## Given exercise
Restate the listing below word for word, omitting any images.

## Extracted information
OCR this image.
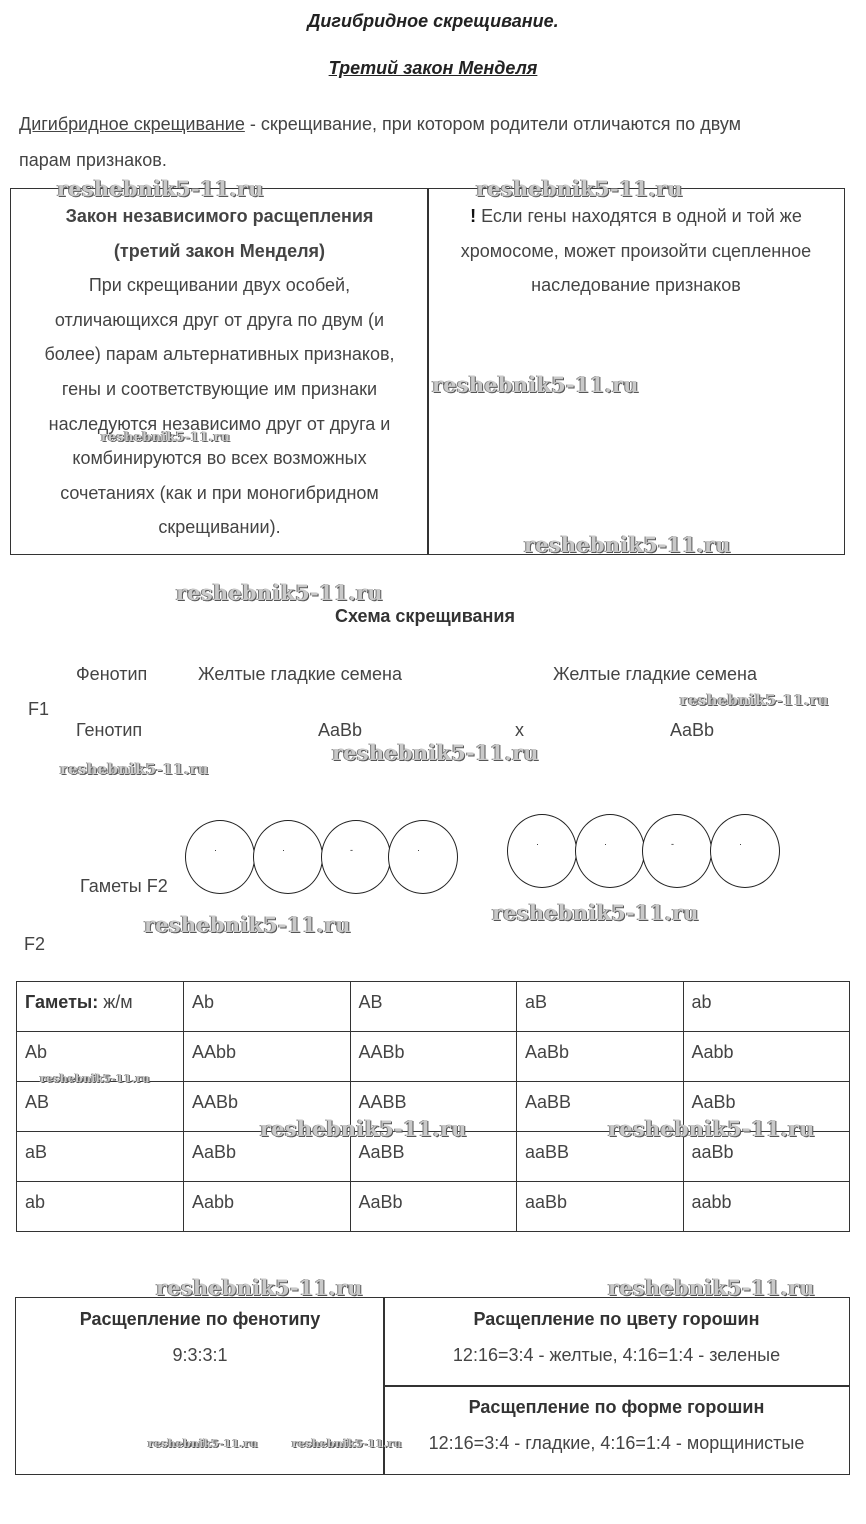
Дигибридное скрещивание.
Третий закон Менделя
Дигибридное скрещивание - скрещивание, при котором родители отличаются по двум
парам признаков.
Закон независимого расщепления
(третий закон Менделя)
При скрещивании двух особей,
отличающихся друг от друга по двум (и
более) парам альтернативных признаков,
гены и соответствующие им признаки
наследуются независимо друг от друга и
комбинируются во всех возможных
сочетаниях (как и при моногибридном
скрещивании).
! Если гены находятся в одной и той же
хромосоме, может произойти сцепленное
наследование признаков
Схема скрещивания
Фенотип	Желтые гладкие семена	Желтые гладкие семена
F1
Генотип	AaBb	x	AaBb
·	·	-	·
·	·	-	·
Гаметы F2
F2
Гаметы: ж/м	Ab	AB	aB	ab
Ab	AAbb	AABb	AaBb	Aabb
AB	AABb	AABB	AaBB	AaBb
aB	AaBb	AaBB	aaBB	aaBb
ab	Aabb	AaBb	aaBb	aabb
Расщепление по фенотипу
9:3:3:1
Расщепление по цвету горошин
12:16=3:4 - желтые, 4:16=1:4 - зеленые
Расщепление по форме горошин
12:16=3:4 - гладкие, 4:16=1:4 - морщинистые
reshebnik5-11.ru	reshebnik5-11.ru
reshebnik5-11.ru
reshebnik5-11.ru
reshebnik5-11.ru
reshebnik5-11.ru
reshebnik5-11.ru
reshebnik5-11.ru
reshebnik5-11.ru
reshebnik5-11.ru
reshebnik5-11.ru
reshebnik5-11.ru
reshebnik5-11.ru	reshebnik5-11.ru
reshebnik5-11.ru	reshebnik5-11.ru
reshebnik5-11.ru	reshebnik5-11.ru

## Solution below
OCR this image.
Дигибридное скрещивание.
Третий закон Менделя
Дигибридное скрещивание - скрещивание, при котором родители отличаются по двум
парам признаков.
Закон независимого расщепления
(третий закон Менделя)
При скрещивании двух особей,
отличающихся друг от друга по двум (и
более) парам альтернативных признаков,
гены и соответствующие им признаки
наследуются независимо друг от друга и
комбинируются во всех возможных
сочетаниях (как и при моногибридном
скрещивании).
! Если гены находятся в одной и той же
хромосоме, может произойти сцепленное
наследование признаков
Схема скрещивания
Фенотип	Желтые гладкие семена	Желтые гладкие семена
F1
Генотип	AaBb	x	AaBb
·	·	-	·
·	·	-	·
Гаметы F2
F2
Гаметы: ж/м	Ab	AB	aB	ab
Ab	AAbb	AABb	AaBb	Aabb
AB	AABb	AABB	AaBB	AaBb
aB	AaBb	AaBB	aaBB	aaBb
ab	Aabb	AaBb	aaBb	aabb
Расщепление по фенотипу
9:3:3:1
Расщепление по цвету горошин
12:16=3:4 - желтые, 4:16=1:4 - зеленые
Расщепление по форме горошин
12:16=3:4 - гладкие, 4:16=1:4 - морщинистые
reshebnik5-11.ru	reshebnik5-11.ru
reshebnik5-11.ru
reshebnik5-11.ru
reshebnik5-11.ru
reshebnik5-11.ru
reshebnik5-11.ru
reshebnik5-11.ru
reshebnik5-11.ru
reshebnik5-11.ru
reshebnik5-11.ru
reshebnik5-11.ru
reshebnik5-11.ru	reshebnik5-11.ru
reshebnik5-11.ru	reshebnik5-11.ru
reshebnik5-11.ru	reshebnik5-11.ru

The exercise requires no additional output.